— start of RECORDS SUPPLIED —
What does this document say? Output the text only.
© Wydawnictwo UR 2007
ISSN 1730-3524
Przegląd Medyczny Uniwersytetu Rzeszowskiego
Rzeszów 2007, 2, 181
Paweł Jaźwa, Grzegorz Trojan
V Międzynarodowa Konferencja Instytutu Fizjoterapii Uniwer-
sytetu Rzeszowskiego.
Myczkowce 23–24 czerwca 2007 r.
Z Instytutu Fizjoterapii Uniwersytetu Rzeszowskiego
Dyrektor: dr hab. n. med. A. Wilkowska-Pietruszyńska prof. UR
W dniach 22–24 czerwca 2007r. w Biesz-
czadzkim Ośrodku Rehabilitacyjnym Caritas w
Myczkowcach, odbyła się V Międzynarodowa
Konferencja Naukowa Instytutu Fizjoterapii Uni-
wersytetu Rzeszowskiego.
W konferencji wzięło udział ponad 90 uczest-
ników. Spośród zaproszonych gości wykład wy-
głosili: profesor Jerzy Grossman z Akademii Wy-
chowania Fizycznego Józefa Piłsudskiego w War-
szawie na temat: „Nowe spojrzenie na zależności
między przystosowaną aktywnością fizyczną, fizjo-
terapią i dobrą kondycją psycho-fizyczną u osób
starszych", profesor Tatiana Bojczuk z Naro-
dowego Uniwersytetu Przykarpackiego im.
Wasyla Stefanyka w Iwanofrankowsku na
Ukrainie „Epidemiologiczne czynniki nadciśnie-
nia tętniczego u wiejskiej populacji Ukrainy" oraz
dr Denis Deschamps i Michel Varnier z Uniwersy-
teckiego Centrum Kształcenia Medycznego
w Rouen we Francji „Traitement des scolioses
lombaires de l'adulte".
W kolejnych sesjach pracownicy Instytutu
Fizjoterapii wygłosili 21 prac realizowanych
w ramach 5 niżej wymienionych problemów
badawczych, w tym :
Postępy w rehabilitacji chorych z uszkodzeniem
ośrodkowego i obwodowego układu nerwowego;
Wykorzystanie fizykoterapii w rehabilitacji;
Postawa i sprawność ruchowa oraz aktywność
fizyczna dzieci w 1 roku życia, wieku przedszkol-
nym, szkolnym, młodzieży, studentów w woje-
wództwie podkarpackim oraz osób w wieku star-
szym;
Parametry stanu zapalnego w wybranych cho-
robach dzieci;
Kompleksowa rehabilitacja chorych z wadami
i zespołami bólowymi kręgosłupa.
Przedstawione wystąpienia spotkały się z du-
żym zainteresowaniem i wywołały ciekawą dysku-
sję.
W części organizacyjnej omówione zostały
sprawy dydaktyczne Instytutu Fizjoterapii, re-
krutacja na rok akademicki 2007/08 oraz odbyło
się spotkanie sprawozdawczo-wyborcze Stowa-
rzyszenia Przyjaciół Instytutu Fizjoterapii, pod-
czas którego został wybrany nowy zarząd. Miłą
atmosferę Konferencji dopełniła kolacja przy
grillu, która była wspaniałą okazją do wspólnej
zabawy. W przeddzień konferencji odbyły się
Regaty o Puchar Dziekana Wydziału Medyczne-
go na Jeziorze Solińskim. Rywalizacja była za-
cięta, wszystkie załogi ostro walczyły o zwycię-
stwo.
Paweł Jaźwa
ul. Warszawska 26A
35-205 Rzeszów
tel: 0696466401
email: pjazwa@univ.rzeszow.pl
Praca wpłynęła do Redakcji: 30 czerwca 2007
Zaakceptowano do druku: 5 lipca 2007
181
— end of RECORDS SUPPLIED —
__REQUIRED TASK__. Every line above should be printed again exactly as it stands.

__RIGHT ANSWER__.
What does this document say? Output the text only.
© Wydawnictwo UR 2007
ISSN 1730-3524
Przegląd Medyczny Uniwersytetu Rzeszowskiego
Rzeszów 2007, 2, 181
Paweł Jaźwa, Grzegorz Trojan
V Międzynarodowa Konferencja Instytutu Fizjoterapii Uniwer-
sytetu Rzeszowskiego.
Myczkowce 23–24 czerwca 2007 r.
Z Instytutu Fizjoterapii Uniwersytetu Rzeszowskiego
Dyrektor: dr hab. n. med. A. Wilkowska-Pietruszyńska prof. UR
W dniach 22–24 czerwca 2007r. w Biesz-
czadzkim Ośrodku Rehabilitacyjnym Caritas w
Myczkowcach, odbyła się V Międzynarodowa
Konferencja Naukowa Instytutu Fizjoterapii Uni-
wersytetu Rzeszowskiego.
W konferencji wzięło udział ponad 90 uczest-
ników. Spośród zaproszonych gości wykład wy-
głosili: profesor Jerzy Grossman z Akademii Wy-
chowania Fizycznego Józefa Piłsudskiego w War-
szawie na temat: „Nowe spojrzenie na zależności
między przystosowaną aktywnością fizyczną, fizjo-
terapią i dobrą kondycją psycho-fizyczną u osób
starszych", profesor Tatiana Bojczuk z Naro-
dowego Uniwersytetu Przykarpackiego im.
Wasyla Stefanyka w Iwanofrankowsku na
Ukrainie „Epidemiologiczne czynniki nadciśnie-
nia tętniczego u wiejskiej populacji Ukrainy" oraz
dr Denis Deschamps i Michel Varnier z Uniwersy-
teckiego Centrum Kształcenia Medycznego
w Rouen we Francji „Traitement des scolioses
lombaires de l'adulte".
W kolejnych sesjach pracownicy Instytutu
Fizjoterapii wygłosili 21 prac realizowanych
w ramach 5 niżej wymienionych problemów
badawczych, w tym :
Postępy w rehabilitacji chorych z uszkodzeniem
ośrodkowego i obwodowego układu nerwowego;
Wykorzystanie fizykoterapii w rehabilitacji;
Postawa i sprawność ruchowa oraz aktywność
fizyczna dzieci w 1 roku życia, wieku przedszkol-
nym, szkolnym, młodzieży, studentów w woje-
wództwie podkarpackim oraz osób w wieku star-
szym;
Parametry stanu zapalnego w wybranych cho-
robach dzieci;
Kompleksowa rehabilitacja chorych z wadami
i zespołami bólowymi kręgosłupa.
Przedstawione wystąpienia spotkały się z du-
żym zainteresowaniem i wywołały ciekawą dysku-
sję.
W części organizacyjnej omówione zostały
sprawy dydaktyczne Instytutu Fizjoterapii, re-
krutacja na rok akademicki 2007/08 oraz odbyło
się spotkanie sprawozdawczo-wyborcze Stowa-
rzyszenia Przyjaciół Instytutu Fizjoterapii, pod-
czas którego został wybrany nowy zarząd. Miłą
atmosferę Konferencji dopełniła kolacja przy
grillu, która była wspaniałą okazją do wspólnej
zabawy. W przeddzień konferencji odbyły się
Regaty o Puchar Dziekana Wydziału Medyczne-
go na Jeziorze Solińskim. Rywalizacja była za-
cięta, wszystkie załogi ostro walczyły o zwycię-
stwo.
Paweł Jaźwa
ul. Warszawska 26A
35-205 Rzeszów
tel: 0696466401
email: pjazwa@univ.rzeszow.pl
Praca wpłynęła do Redakcji: 30 czerwca 2007
Zaakceptowano do druku: 5 lipca 2007
181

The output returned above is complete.